Instructions for the task: Pull out every line with the word "color" from the entries below.
------ Data listing ------
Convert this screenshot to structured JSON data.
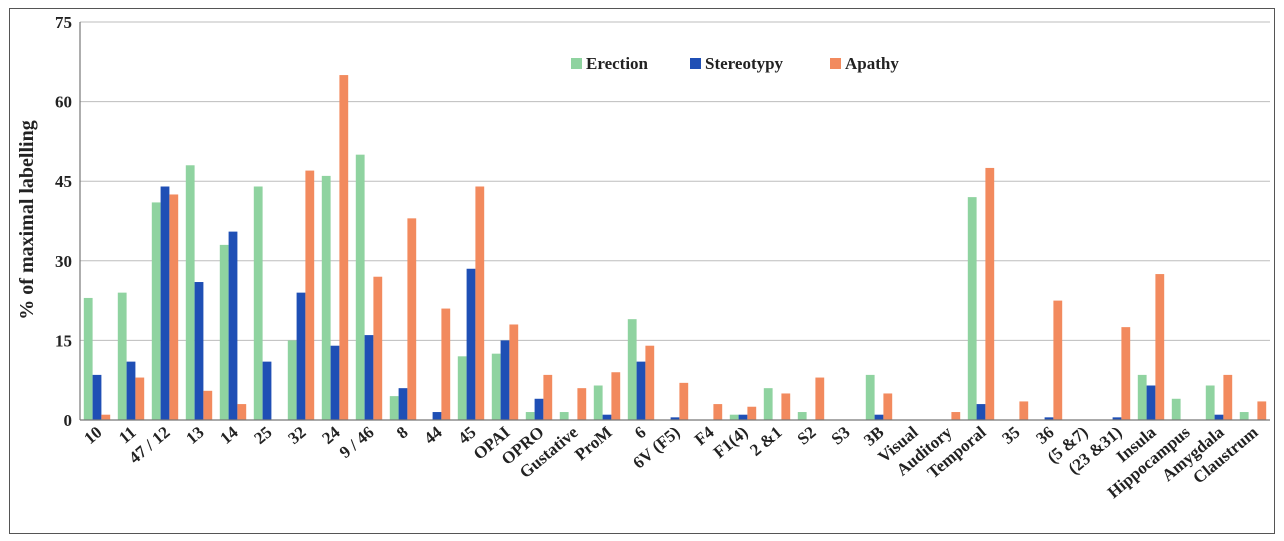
{
  "chart_data": {
    "type": "bar",
    "ylabel": "% of maximal labelling",
    "xlabel": "",
    "ylim": [
      0,
      75
    ],
    "yticks": [
      "0",
      "15",
      "30",
      "45",
      "60",
      "75"
    ],
    "grid": true,
    "legend_position": "top-center",
    "categories": [
      "10",
      "11",
      "47 / 12",
      "13",
      "14",
      "25",
      "32",
      "24",
      "9 / 46",
      "8",
      "44",
      "45",
      "OPAI",
      "OPRO",
      "Gustative",
      "ProM",
      "6",
      "6V (F5)",
      "F4",
      "F1(4)",
      "2 &1",
      "S2",
      "S3",
      "3B",
      "Visual",
      "Auditory",
      "Temporal",
      "35",
      "36",
      "(5 &7)",
      "(23 &31)",
      "Insula",
      "Hippocampus",
      "Amygdala",
      "Claustrum"
    ],
    "series": [
      {
        "name": "Erection",
        "color": "#8fd3a0",
        "values": [
          23,
          24,
          41,
          48,
          33,
          44,
          15,
          46,
          50,
          4.5,
          0,
          12,
          12.5,
          1.5,
          1.5,
          6.5,
          19,
          0,
          0,
          1,
          6,
          1.5,
          0,
          8.5,
          0,
          0,
          42,
          0,
          0,
          0,
          0,
          8.5,
          4,
          6.5,
          1.5
        ]
      },
      {
        "name": "Stereotypy",
        "color": "#1f4fb5",
        "values": [
          8.5,
          11,
          44,
          26,
          35.5,
          11,
          24,
          14,
          16,
          6,
          1.5,
          28.5,
          15,
          4,
          0,
          1,
          11,
          0.5,
          0,
          1,
          0,
          0,
          0,
          1,
          0,
          0,
          3,
          0,
          0.5,
          0,
          0.5,
          6.5,
          0,
          1,
          0
        ]
      },
      {
        "name": "Apathy",
        "color": "#f28a5e",
        "values": [
          1,
          8,
          42.5,
          5.5,
          3,
          0,
          47,
          65,
          27,
          38,
          21,
          44,
          18,
          8.5,
          6,
          9,
          14,
          7,
          3,
          2.5,
          5,
          8,
          0,
          5,
          0,
          1.5,
          47.5,
          3.5,
          22.5,
          0,
          17.5,
          27.5,
          0,
          8.5,
          3.5
        ]
      }
    ]
  }
}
------
The answer:
        "color": "#8fd3a0",
        "color": "#1f4fb5",
        "color": "#f28a5e",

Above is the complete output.